▸ **Data shown**:
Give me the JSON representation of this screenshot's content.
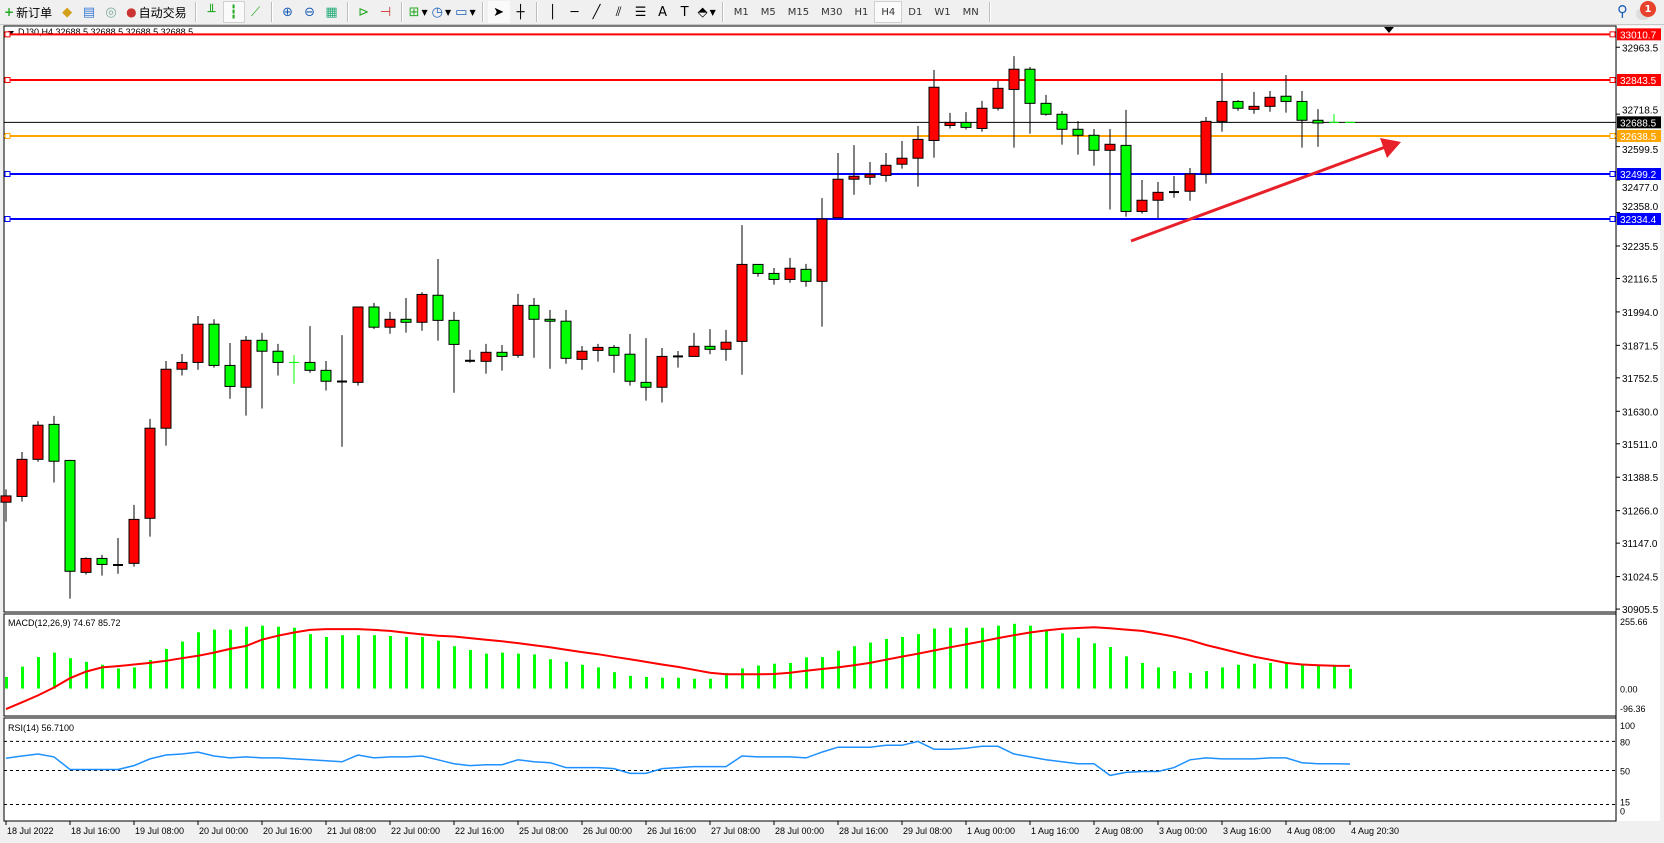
{
  "toolbar": {
    "new_order": "新订单",
    "auto_trading": "自动交易",
    "timeframes": [
      "M1",
      "M5",
      "M15",
      "M30",
      "H1",
      "H4",
      "D1",
      "W1",
      "MN"
    ],
    "active_timeframe": "H4",
    "notification_count": "1",
    "icons": [
      "new-order-icon",
      "gold-icon",
      "data-window-icon",
      "signals-icon",
      "auto-trading-icon",
      "bar-chart-icon",
      "candlestick-icon",
      "line-chart-icon",
      "zoom-in-icon",
      "zoom-out-icon",
      "tile-windows-icon",
      "auto-scroll-icon",
      "chart-shift-icon",
      "indicators-icon",
      "periods-icon",
      "templates-icon",
      "cursor-icon",
      "crosshair-icon",
      "vertical-line-icon",
      "horizontal-line-icon",
      "trendline-icon",
      "fibonacci-icon",
      "fibo-channel-icon",
      "text-icon",
      "text-label-icon",
      "arrows-icon",
      "search-icon",
      "chat-icon"
    ]
  },
  "chart": {
    "header": "DJ30,H4  32688.5 32688.5 32688.5 32688.5",
    "bull_color": "#ff0000",
    "bear_color": "#00ff00",
    "price_axis_ticks": [
      "32963.5",
      "32718.5",
      "32599.5",
      "32477.0",
      "32358.0",
      "32235.5",
      "32116.5",
      "31994.0",
      "31871.5",
      "31752.5",
      "31630.0",
      "31511.0",
      "31388.5",
      "31266.0",
      "31147.0",
      "31024.5",
      "30905.5"
    ],
    "levels": [
      {
        "price": "33010.7",
        "color": "#ff0000"
      },
      {
        "price": "32843.5",
        "color": "#ff0000"
      },
      {
        "price": "32638.5",
        "color": "#ffa500"
      },
      {
        "price": "32499.2",
        "color": "#0000ff"
      },
      {
        "price": "32334.4",
        "color": "#0000ff"
      }
    ],
    "current_price": "32688.5",
    "trend_arrow_color": "#e8202a",
    "time_labels": [
      "18 Jul 2022",
      "18 Jul 16:00",
      "19 Jul 08:00",
      "20 Jul 00:00",
      "20 Jul 16:00",
      "21 Jul 08:00",
      "22 Jul 00:00",
      "22 Jul 16:00",
      "25 Jul 08:00",
      "26 Jul 00:00",
      "26 Jul 16:00",
      "27 Jul 08:00",
      "28 Jul 00:00",
      "28 Jul 16:00",
      "29 Jul 08:00",
      "1 Aug 00:00",
      "1 Aug 16:00",
      "2 Aug 08:00",
      "3 Aug 00:00",
      "3 Aug 16:00",
      "4 Aug 08:00",
      "4 Aug 20:30"
    ],
    "candles_ohlc": [
      [
        31297,
        31344,
        31226,
        31320
      ],
      [
        31318,
        31481,
        31299,
        31454
      ],
      [
        31454,
        31594,
        31445,
        31579
      ],
      [
        31582,
        31613,
        31369,
        31447
      ],
      [
        31450,
        31452,
        30944,
        31044
      ],
      [
        31040,
        31095,
        31032,
        31091
      ],
      [
        31091,
        31104,
        31028,
        31069
      ],
      [
        31067,
        31166,
        31035,
        31067
      ],
      [
        31073,
        31287,
        31061,
        31234
      ],
      [
        31238,
        31602,
        31171,
        31568
      ],
      [
        31568,
        31814,
        31504,
        31784
      ],
      [
        31784,
        31840,
        31761,
        31809
      ],
      [
        31809,
        31979,
        31782,
        31949
      ],
      [
        31949,
        31967,
        31790,
        31798
      ],
      [
        31798,
        31880,
        31676,
        31721
      ],
      [
        31718,
        31906,
        31614,
        31890
      ],
      [
        31890,
        31917,
        31640,
        31850
      ],
      [
        31850,
        31877,
        31761,
        31809
      ],
      [
        31809,
        31836,
        31731,
        31808.5
      ],
      [
        31809,
        31942,
        31771,
        31780
      ],
      [
        31780,
        31814,
        31706,
        31740
      ],
      [
        31739,
        31909,
        31500,
        31739
      ],
      [
        31736,
        32012,
        31724,
        32012
      ],
      [
        32012,
        32027,
        31931,
        31938
      ],
      [
        31938,
        31994,
        31914,
        31967
      ],
      [
        31967,
        32045,
        31918,
        31956
      ],
      [
        31956,
        32066,
        31925,
        32058
      ],
      [
        32055,
        32188,
        31889,
        31963
      ],
      [
        31963,
        31994,
        31698,
        31875
      ],
      [
        31815,
        31855,
        31808,
        31815
      ],
      [
        31813,
        31877,
        31768,
        31846
      ],
      [
        31846,
        31873,
        31779,
        31831
      ],
      [
        31835,
        32060,
        31826,
        32018
      ],
      [
        32018,
        32045,
        31826,
        31967
      ],
      [
        31967,
        32001,
        31786,
        31960
      ],
      [
        31960,
        32001,
        31804,
        31824
      ],
      [
        31820,
        31869,
        31782,
        31850
      ],
      [
        31853,
        31877,
        31812,
        31864
      ],
      [
        31864,
        31873,
        31771,
        31835
      ],
      [
        31839,
        31913,
        31724,
        31740
      ],
      [
        31736,
        31898,
        31669,
        31718
      ],
      [
        31718,
        31862,
        31662,
        31831
      ],
      [
        31831,
        31851,
        31790,
        31831
      ],
      [
        31831,
        31917,
        31831,
        31868
      ],
      [
        31868,
        31931,
        31839,
        31857
      ],
      [
        31857,
        31928,
        31815,
        31883
      ],
      [
        31886,
        32312,
        31764,
        32168
      ],
      [
        32168,
        32168,
        32123,
        32135
      ],
      [
        32135,
        32155,
        32094,
        32113
      ],
      [
        32113,
        32192,
        32101,
        32154
      ],
      [
        32150,
        32170,
        32086,
        32106
      ],
      [
        32106,
        32411,
        31940,
        32334
      ],
      [
        32339,
        32576,
        32339,
        32480
      ],
      [
        32480,
        32605,
        32423,
        32491
      ],
      [
        32487,
        32543,
        32460,
        32497
      ],
      [
        32494,
        32576,
        32471,
        32531
      ],
      [
        32535,
        32620,
        32519,
        32557
      ],
      [
        32557,
        32675,
        32453,
        32626
      ],
      [
        32622,
        32880,
        32559,
        32817
      ],
      [
        32677,
        32723,
        32666,
        32688
      ],
      [
        32688,
        32726,
        32662,
        32670
      ],
      [
        32666,
        32767,
        32654,
        32740
      ],
      [
        32740,
        32840,
        32732,
        32813
      ],
      [
        32809,
        32931,
        32596,
        32883
      ],
      [
        32883,
        32891,
        32647,
        32758
      ],
      [
        32758,
        32789,
        32713,
        32718
      ],
      [
        32718,
        32730,
        32607,
        32663
      ],
      [
        32663,
        32693,
        32570,
        32641
      ],
      [
        32641,
        32664,
        32530,
        32586
      ],
      [
        32586,
        32664,
        32369,
        32608
      ],
      [
        32604,
        32734,
        32343,
        32362
      ],
      [
        32362,
        32477,
        32354,
        32403
      ],
      [
        32403,
        32470,
        32337,
        32432
      ],
      [
        32433,
        32492,
        32412,
        32433
      ],
      [
        32436,
        32521,
        32401,
        32499
      ],
      [
        32499,
        32708,
        32464,
        32692
      ],
      [
        32692,
        32869,
        32654,
        32765
      ],
      [
        32765,
        32770,
        32731,
        32740
      ],
      [
        32736,
        32800,
        32720,
        32747
      ],
      [
        32747,
        32803,
        32727,
        32780
      ],
      [
        32784,
        32862,
        32724,
        32765
      ],
      [
        32765,
        32803,
        32596,
        32696
      ],
      [
        32696,
        32737,
        32599,
        32686
      ],
      [
        32688.5,
        32719,
        32688.5,
        32688
      ],
      [
        32688.5,
        32688.5,
        32688.5,
        32688.5
      ]
    ]
  },
  "macd": {
    "label": "MACD(12,26,9) 74.67 85.72",
    "axis_labels": [
      "255.66",
      "0.00",
      "-96.36"
    ],
    "range": [
      -96.36,
      255.66
    ],
    "histogram_color": "#00ff00",
    "signal_color": "#ff0000",
    "main": [
      44,
      83,
      119,
      136,
      115,
      101,
      90,
      76,
      80,
      108,
      150,
      178,
      213,
      223,
      223,
      234,
      238,
      234,
      230,
      206,
      195,
      202,
      202,
      202,
      199,
      195,
      195,
      181,
      160,
      146,
      132,
      136,
      132,
      129,
      111,
      101,
      90,
      80,
      62,
      48,
      44,
      41,
      41,
      37,
      37,
      59,
      76,
      87,
      94,
      97,
      118,
      119,
      143,
      160,
      174,
      188,
      195,
      206,
      227,
      230,
      230,
      230,
      238,
      245,
      238,
      223,
      209,
      192,
      171,
      157,
      122,
      97,
      80,
      66,
      59,
      66,
      80,
      90,
      94,
      97,
      97,
      94,
      87,
      90,
      74.67
    ],
    "signal": [
      -78,
      -52,
      -26,
      4,
      39,
      64,
      80,
      85,
      91,
      97,
      105,
      115,
      124,
      136,
      150,
      161,
      185,
      200,
      212,
      222,
      225,
      225,
      225,
      222,
      218,
      211,
      205,
      200,
      197,
      191,
      185,
      179,
      172,
      164,
      156,
      147,
      138,
      130,
      120,
      111,
      101,
      91,
      82,
      71,
      60,
      54,
      54,
      54,
      55,
      60,
      67,
      74,
      80,
      88,
      97,
      109,
      121,
      132,
      144,
      156,
      167,
      179,
      191,
      202,
      212,
      220,
      226,
      229,
      232,
      228,
      223,
      218,
      208,
      197,
      183,
      165,
      150,
      135,
      121,
      109,
      97,
      91,
      88,
      86,
      85.72
    ]
  },
  "rsi": {
    "label": "RSI(14) 56.7100",
    "axis_labels": [
      "100",
      "80",
      "50",
      "15",
      "0"
    ],
    "levels": [
      80,
      50,
      15
    ],
    "line_color": "#1e90ff",
    "values": [
      62.6,
      65,
      67,
      64,
      51,
      51,
      51,
      51,
      55,
      62,
      66,
      67,
      69,
      65,
      63,
      64,
      63,
      63,
      62,
      61,
      60,
      59,
      66,
      63,
      64,
      64,
      65,
      61,
      57,
      55,
      56,
      56,
      61,
      59,
      58,
      53,
      53,
      53,
      52,
      47,
      47,
      52,
      53,
      54,
      54,
      54,
      65,
      64,
      64,
      64,
      63,
      69,
      74,
      74,
      74,
      76,
      76,
      80,
      72,
      72,
      73,
      75,
      75,
      67,
      64,
      61,
      59,
      57,
      57,
      45,
      48,
      49,
      49,
      53,
      61,
      63,
      62,
      62,
      62,
      63,
      63,
      58,
      57,
      57,
      56.71
    ]
  }
}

▸ **The task**: Copy each line of the records containing the string "chart".

▸ **Final result**:
      "bar-chart-icon",
      "line-chart-icon",
      "chart-shift-icon",
  "chart": {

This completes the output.